## TASK TO COMPLETE
Omit all pictures and give the records below again exactly as written.

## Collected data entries
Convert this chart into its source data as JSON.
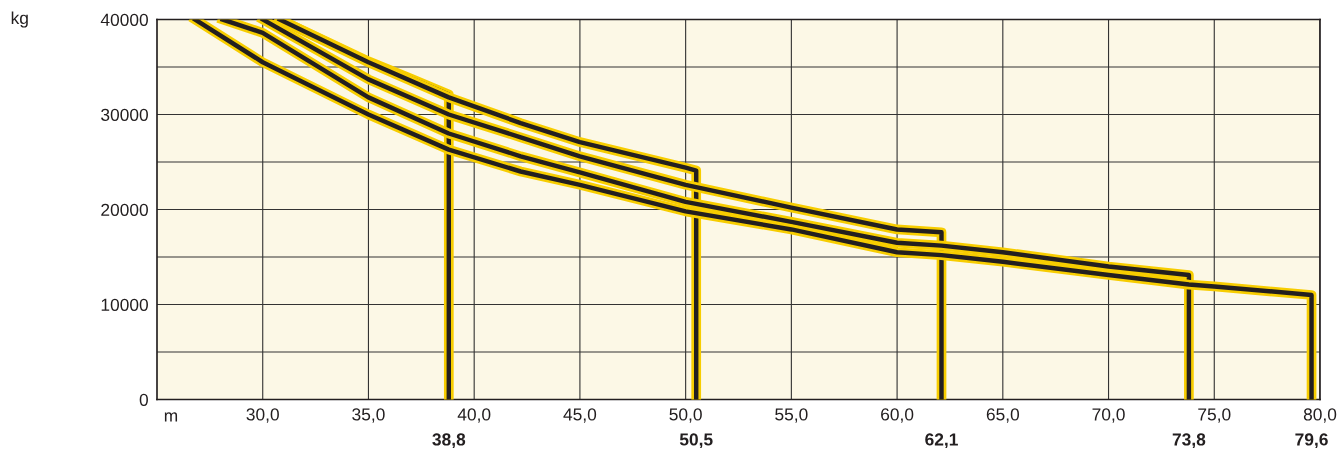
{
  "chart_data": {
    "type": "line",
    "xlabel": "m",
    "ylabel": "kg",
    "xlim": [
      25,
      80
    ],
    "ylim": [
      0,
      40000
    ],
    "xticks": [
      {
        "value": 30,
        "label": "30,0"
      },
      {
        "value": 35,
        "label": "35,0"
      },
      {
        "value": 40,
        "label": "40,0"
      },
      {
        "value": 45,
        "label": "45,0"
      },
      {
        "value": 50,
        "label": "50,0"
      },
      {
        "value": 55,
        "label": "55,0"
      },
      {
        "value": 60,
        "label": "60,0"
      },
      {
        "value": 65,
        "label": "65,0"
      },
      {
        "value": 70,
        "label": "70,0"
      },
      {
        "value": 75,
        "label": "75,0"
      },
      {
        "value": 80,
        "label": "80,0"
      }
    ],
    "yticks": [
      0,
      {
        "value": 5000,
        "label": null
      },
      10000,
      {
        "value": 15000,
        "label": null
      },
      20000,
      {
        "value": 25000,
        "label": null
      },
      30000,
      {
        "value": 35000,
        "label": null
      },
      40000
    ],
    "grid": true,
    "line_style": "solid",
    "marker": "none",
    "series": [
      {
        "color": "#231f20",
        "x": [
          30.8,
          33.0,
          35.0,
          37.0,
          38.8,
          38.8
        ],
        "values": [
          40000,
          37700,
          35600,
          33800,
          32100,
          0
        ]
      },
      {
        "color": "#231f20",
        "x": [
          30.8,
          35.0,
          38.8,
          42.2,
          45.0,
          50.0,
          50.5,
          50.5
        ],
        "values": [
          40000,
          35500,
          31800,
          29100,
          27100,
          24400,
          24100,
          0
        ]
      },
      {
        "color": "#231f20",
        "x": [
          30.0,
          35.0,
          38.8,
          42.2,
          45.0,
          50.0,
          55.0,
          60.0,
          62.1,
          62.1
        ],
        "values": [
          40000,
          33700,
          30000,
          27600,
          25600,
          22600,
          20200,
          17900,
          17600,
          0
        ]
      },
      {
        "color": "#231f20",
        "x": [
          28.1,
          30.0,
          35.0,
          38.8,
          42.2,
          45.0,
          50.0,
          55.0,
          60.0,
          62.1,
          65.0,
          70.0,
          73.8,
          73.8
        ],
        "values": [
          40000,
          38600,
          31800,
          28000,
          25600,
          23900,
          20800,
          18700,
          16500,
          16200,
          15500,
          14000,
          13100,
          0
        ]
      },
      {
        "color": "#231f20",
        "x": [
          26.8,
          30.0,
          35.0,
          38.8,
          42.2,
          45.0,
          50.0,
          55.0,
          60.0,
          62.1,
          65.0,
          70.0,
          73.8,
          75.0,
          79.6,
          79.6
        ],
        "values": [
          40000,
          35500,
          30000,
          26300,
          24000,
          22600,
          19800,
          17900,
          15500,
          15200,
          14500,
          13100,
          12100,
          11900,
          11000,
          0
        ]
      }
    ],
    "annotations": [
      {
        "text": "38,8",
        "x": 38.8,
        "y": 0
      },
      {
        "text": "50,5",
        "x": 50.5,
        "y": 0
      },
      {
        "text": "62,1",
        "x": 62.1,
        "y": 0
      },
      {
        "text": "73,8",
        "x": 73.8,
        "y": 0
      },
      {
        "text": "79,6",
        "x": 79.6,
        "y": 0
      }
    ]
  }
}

## THE RESULT
Convert this chart into its source data as JSON.
{
  "chart_data": {
    "type": "line",
    "xlabel": "m",
    "ylabel": "kg",
    "xlim": [
      25,
      80
    ],
    "ylim": [
      0,
      40000
    ],
    "xticks": [
      {
        "value": 30,
        "label": "30,0"
      },
      {
        "value": 35,
        "label": "35,0"
      },
      {
        "value": 40,
        "label": "40,0"
      },
      {
        "value": 45,
        "label": "45,0"
      },
      {
        "value": 50,
        "label": "50,0"
      },
      {
        "value": 55,
        "label": "55,0"
      },
      {
        "value": 60,
        "label": "60,0"
      },
      {
        "value": 65,
        "label": "65,0"
      },
      {
        "value": 70,
        "label": "70,0"
      },
      {
        "value": 75,
        "label": "75,0"
      },
      {
        "value": 80,
        "label": "80,0"
      }
    ],
    "yticks": [
      0,
      {
        "value": 5000,
        "label": null
      },
      10000,
      {
        "value": 15000,
        "label": null
      },
      20000,
      {
        "value": 25000,
        "label": null
      },
      30000,
      {
        "value": 35000,
        "label": null
      },
      40000
    ],
    "grid": true,
    "line_style": "solid",
    "marker": "none",
    "series": [
      {
        "color": "#231f20",
        "x": [
          30.8,
          33.0,
          35.0,
          37.0,
          38.8,
          38.8
        ],
        "values": [
          40000,
          37700,
          35600,
          33800,
          32100,
          0
        ]
      },
      {
        "color": "#231f20",
        "x": [
          30.8,
          35.0,
          38.8,
          42.2,
          45.0,
          50.0,
          50.5,
          50.5
        ],
        "values": [
          40000,
          35500,
          31800,
          29100,
          27100,
          24400,
          24100,
          0
        ]
      },
      {
        "color": "#231f20",
        "x": [
          30.0,
          35.0,
          38.8,
          42.2,
          45.0,
          50.0,
          55.0,
          60.0,
          62.1,
          62.1
        ],
        "values": [
          40000,
          33700,
          30000,
          27600,
          25600,
          22600,
          20200,
          17900,
          17600,
          0
        ]
      },
      {
        "color": "#231f20",
        "x": [
          28.1,
          30.0,
          35.0,
          38.8,
          42.2,
          45.0,
          50.0,
          55.0,
          60.0,
          62.1,
          65.0,
          70.0,
          73.8,
          73.8
        ],
        "values": [
          40000,
          38600,
          31800,
          28000,
          25600,
          23900,
          20800,
          18700,
          16500,
          16200,
          15500,
          14000,
          13100,
          0
        ]
      },
      {
        "color": "#231f20",
        "x": [
          26.8,
          30.0,
          35.0,
          38.8,
          42.2,
          45.0,
          50.0,
          55.0,
          60.0,
          62.1,
          65.0,
          70.0,
          73.8,
          75.0,
          79.6,
          79.6
        ],
        "values": [
          40000,
          35500,
          30000,
          26300,
          24000,
          22600,
          19800,
          17900,
          15500,
          15200,
          14500,
          13100,
          12100,
          11900,
          11000,
          0
        ]
      }
    ],
    "annotations": [
      {
        "text": "38,8",
        "x": 38.8,
        "y": 0
      },
      {
        "text": "50,5",
        "x": 50.5,
        "y": 0
      },
      {
        "text": "62,1",
        "x": 62.1,
        "y": 0
      },
      {
        "text": "73,8",
        "x": 73.8,
        "y": 0
      },
      {
        "text": "79,6",
        "x": 79.6,
        "y": 0
      }
    ]
  }
}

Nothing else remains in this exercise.